━━━ Excerpted data
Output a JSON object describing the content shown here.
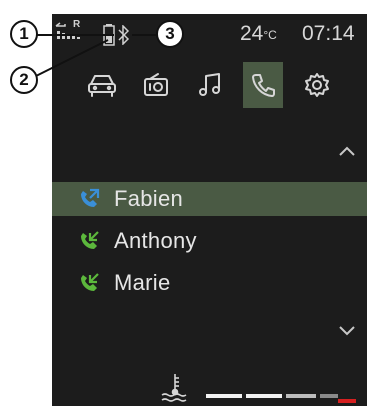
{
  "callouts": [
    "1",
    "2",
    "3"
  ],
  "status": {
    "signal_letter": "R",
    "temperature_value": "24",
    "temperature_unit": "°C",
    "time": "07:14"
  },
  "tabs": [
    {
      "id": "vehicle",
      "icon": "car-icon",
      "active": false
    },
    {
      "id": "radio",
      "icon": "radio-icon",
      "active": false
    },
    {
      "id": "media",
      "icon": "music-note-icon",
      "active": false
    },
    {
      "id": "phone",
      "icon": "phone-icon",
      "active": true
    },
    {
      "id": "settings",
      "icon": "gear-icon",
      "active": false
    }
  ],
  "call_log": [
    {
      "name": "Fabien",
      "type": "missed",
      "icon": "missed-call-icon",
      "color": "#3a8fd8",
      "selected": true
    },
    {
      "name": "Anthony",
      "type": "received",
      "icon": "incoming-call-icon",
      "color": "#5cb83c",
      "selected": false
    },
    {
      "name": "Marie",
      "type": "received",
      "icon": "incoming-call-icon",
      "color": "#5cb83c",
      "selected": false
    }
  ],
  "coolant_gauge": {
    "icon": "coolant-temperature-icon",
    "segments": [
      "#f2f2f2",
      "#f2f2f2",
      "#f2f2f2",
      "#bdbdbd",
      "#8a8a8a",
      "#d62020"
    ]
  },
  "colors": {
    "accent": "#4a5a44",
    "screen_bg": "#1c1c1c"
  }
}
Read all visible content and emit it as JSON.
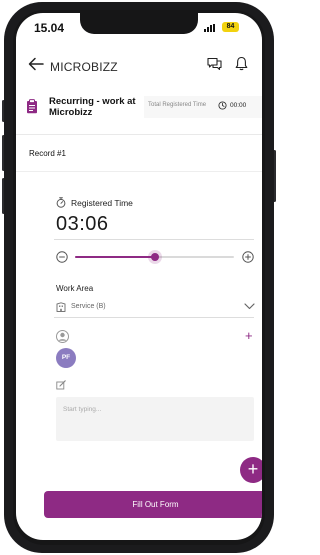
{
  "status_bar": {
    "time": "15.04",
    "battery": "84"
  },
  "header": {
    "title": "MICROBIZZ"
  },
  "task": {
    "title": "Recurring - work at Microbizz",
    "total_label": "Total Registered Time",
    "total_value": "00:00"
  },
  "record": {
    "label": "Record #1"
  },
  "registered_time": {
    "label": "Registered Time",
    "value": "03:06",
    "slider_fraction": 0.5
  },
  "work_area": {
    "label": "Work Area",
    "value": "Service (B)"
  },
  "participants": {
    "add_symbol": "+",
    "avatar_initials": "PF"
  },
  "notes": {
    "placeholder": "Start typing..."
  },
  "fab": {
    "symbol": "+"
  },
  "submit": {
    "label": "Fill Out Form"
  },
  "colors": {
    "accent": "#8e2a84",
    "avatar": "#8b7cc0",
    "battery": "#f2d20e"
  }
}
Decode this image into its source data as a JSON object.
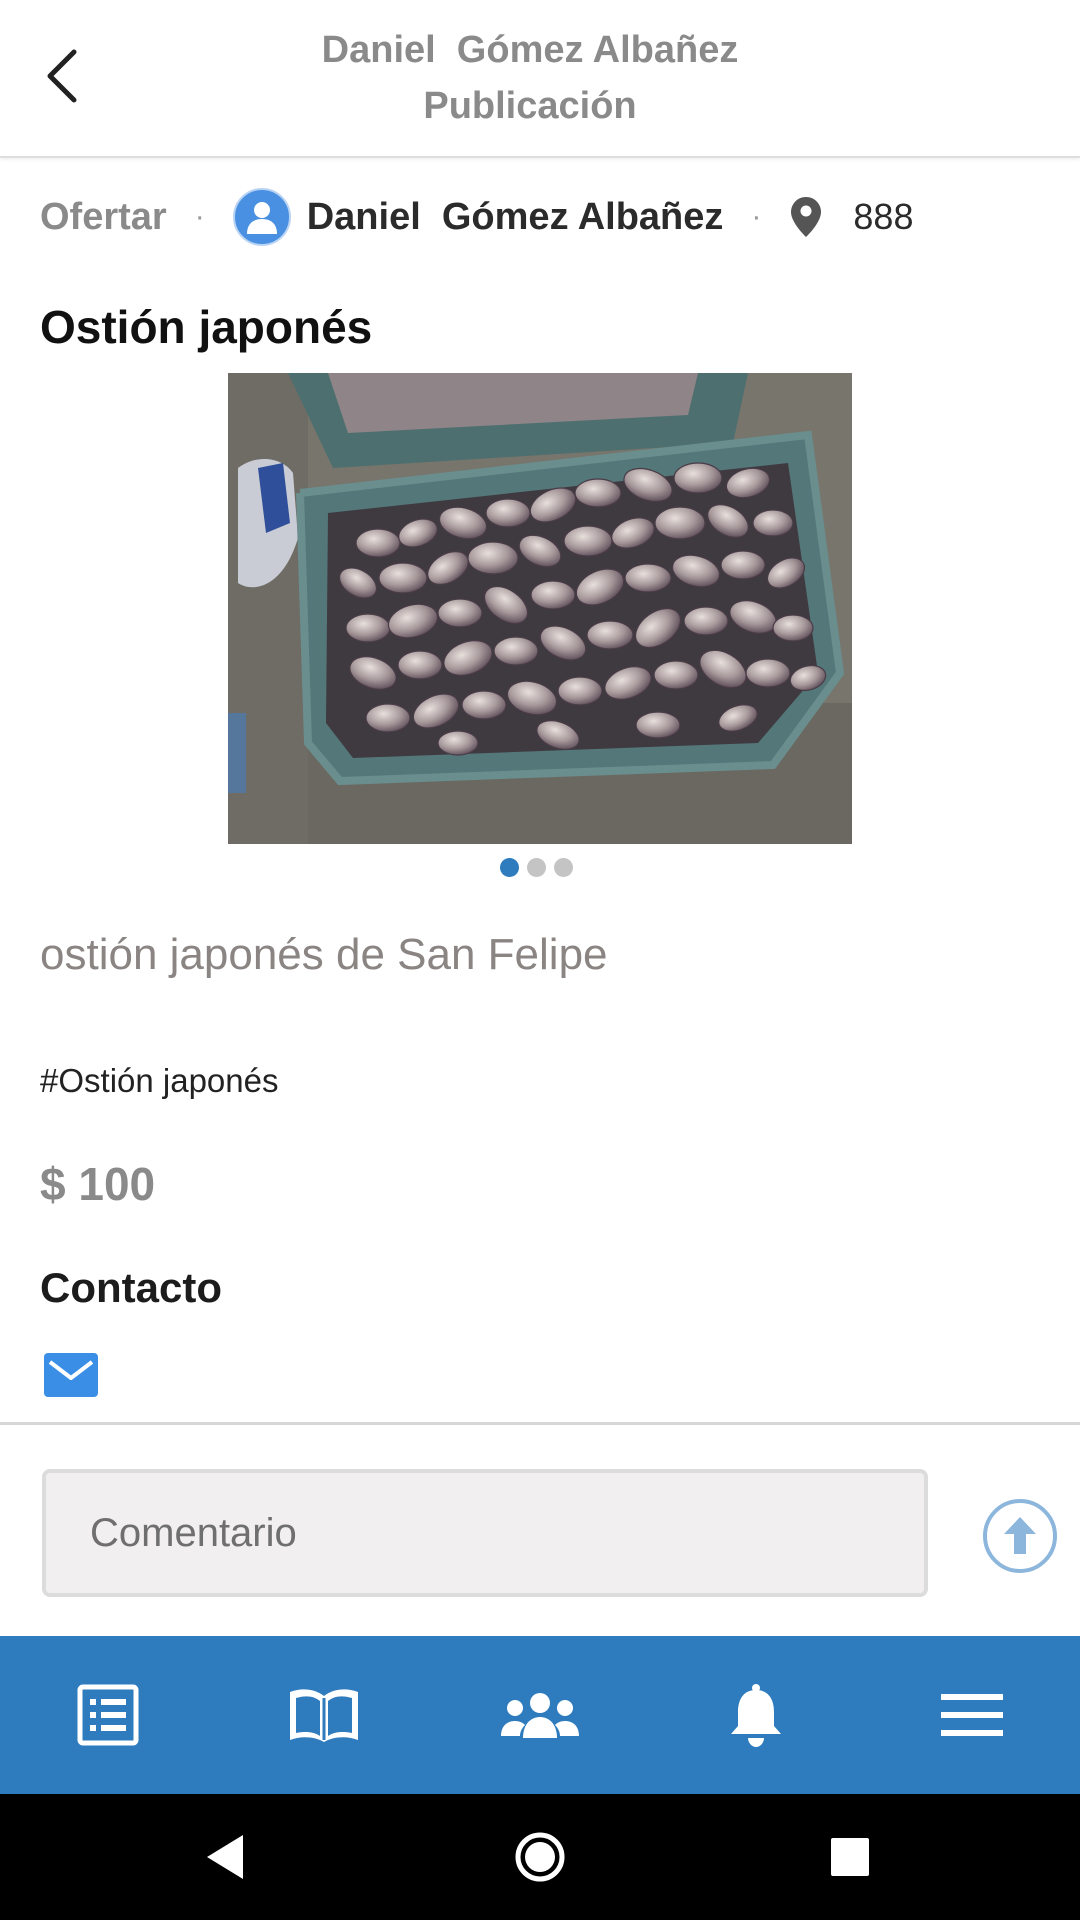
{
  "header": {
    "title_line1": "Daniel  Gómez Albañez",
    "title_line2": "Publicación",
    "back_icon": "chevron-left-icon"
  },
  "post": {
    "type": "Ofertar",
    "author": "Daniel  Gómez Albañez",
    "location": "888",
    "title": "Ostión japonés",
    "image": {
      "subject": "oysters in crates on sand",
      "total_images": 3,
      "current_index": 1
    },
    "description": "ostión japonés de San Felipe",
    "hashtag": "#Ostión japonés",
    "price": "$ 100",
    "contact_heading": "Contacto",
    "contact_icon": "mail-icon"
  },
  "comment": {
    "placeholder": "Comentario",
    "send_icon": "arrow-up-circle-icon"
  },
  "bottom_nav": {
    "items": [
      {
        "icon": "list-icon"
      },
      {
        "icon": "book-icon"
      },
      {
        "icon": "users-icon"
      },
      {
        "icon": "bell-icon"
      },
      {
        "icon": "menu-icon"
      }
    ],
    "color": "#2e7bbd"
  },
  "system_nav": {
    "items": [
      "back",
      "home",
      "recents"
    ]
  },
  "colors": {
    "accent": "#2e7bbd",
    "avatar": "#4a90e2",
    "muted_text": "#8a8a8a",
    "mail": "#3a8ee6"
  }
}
━━━━━━
━━━ Excerpted data
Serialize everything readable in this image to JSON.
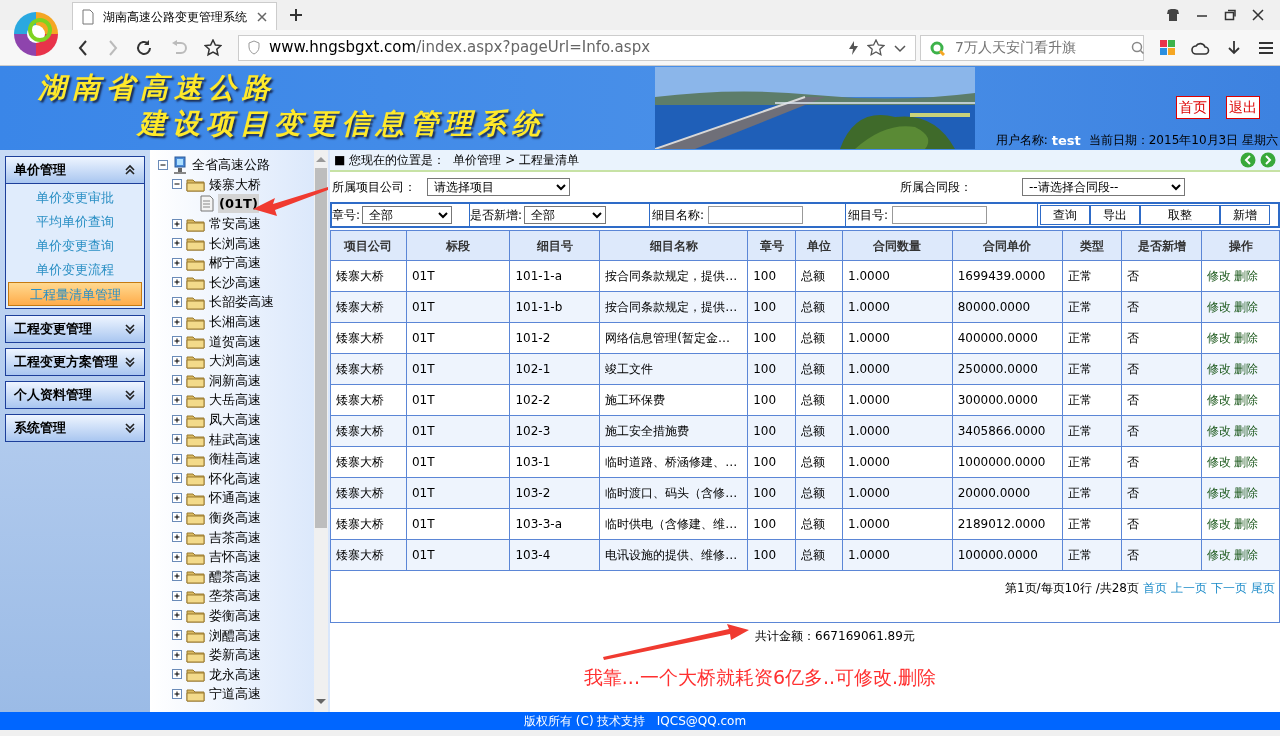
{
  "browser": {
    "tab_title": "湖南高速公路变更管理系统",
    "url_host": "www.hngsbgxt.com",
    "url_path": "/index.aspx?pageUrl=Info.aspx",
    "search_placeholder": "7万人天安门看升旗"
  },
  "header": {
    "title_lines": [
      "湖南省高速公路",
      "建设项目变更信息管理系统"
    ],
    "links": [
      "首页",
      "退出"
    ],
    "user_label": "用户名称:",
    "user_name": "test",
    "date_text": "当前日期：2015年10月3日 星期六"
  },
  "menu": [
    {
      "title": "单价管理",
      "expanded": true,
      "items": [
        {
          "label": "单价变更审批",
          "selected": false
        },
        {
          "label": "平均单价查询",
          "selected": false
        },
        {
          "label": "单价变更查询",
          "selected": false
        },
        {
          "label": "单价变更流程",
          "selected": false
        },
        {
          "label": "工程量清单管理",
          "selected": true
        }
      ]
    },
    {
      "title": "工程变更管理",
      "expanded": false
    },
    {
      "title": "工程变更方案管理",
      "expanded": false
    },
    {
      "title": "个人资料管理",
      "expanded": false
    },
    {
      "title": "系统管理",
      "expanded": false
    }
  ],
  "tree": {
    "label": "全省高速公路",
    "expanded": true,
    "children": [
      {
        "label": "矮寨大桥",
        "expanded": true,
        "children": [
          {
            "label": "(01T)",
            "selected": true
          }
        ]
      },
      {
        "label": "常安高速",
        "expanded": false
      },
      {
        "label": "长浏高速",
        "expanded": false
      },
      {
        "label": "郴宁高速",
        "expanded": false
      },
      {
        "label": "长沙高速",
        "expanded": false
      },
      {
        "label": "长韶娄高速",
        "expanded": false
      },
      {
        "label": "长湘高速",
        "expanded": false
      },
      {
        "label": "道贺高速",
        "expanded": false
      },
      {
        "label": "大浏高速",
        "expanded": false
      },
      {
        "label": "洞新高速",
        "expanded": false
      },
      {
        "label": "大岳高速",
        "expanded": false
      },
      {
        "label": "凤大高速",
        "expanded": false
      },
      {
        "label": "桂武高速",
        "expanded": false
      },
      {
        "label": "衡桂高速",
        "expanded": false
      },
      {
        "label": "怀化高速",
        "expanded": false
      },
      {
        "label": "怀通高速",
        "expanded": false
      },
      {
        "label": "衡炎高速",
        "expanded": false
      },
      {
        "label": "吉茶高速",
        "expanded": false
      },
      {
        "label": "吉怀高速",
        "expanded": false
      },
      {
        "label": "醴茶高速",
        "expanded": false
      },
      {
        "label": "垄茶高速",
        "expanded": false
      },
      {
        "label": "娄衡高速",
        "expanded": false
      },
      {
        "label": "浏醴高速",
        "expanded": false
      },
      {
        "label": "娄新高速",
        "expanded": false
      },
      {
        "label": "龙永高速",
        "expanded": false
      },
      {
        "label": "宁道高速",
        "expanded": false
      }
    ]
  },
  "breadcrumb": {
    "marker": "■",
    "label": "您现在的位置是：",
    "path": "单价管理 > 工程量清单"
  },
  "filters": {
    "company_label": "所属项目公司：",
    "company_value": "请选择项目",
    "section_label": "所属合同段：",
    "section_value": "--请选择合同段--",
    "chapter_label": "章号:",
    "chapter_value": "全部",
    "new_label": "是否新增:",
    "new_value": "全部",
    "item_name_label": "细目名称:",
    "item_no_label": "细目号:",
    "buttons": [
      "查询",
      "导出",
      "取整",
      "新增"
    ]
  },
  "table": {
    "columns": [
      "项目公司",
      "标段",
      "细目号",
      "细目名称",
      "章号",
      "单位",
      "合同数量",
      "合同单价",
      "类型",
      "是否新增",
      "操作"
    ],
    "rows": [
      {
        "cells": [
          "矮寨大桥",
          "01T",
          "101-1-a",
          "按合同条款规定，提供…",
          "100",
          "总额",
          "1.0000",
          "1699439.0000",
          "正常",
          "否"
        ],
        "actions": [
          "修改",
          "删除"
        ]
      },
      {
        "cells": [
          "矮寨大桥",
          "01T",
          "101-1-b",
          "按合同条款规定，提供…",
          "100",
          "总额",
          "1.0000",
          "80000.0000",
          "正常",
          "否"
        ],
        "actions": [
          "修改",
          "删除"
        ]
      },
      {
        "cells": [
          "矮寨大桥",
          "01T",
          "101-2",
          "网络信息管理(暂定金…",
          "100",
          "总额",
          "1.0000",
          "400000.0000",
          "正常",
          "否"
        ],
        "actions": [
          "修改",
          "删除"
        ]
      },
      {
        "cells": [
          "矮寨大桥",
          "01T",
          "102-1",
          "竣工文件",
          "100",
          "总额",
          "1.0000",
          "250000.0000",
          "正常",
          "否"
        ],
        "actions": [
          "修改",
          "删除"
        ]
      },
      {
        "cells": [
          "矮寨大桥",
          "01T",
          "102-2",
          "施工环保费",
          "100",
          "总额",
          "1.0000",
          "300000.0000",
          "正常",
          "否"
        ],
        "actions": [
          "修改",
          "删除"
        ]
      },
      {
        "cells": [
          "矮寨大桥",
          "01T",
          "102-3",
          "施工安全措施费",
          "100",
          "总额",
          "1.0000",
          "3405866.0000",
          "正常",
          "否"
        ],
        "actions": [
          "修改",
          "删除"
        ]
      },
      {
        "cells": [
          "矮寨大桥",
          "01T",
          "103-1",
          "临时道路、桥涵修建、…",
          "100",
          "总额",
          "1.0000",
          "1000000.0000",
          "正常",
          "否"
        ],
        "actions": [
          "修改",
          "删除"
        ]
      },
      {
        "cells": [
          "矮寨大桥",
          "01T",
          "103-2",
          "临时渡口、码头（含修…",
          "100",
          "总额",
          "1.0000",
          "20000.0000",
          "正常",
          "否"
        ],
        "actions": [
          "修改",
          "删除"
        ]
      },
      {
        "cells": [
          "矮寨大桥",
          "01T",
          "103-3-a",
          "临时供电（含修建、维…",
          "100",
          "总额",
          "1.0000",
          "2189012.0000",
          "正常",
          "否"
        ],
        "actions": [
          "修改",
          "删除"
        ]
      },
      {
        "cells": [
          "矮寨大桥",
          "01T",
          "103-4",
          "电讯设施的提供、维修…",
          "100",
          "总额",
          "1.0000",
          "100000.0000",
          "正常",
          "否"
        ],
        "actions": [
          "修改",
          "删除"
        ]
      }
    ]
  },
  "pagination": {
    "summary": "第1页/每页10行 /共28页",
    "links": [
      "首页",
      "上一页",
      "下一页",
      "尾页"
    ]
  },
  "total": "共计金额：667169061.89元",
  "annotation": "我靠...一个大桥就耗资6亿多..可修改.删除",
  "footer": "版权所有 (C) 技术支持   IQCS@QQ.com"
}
━━━━━━
■ **What the task requires**:
Find how many lines in the records contain the string "Daniel", then give the number alone.

■ **Written solution**:
2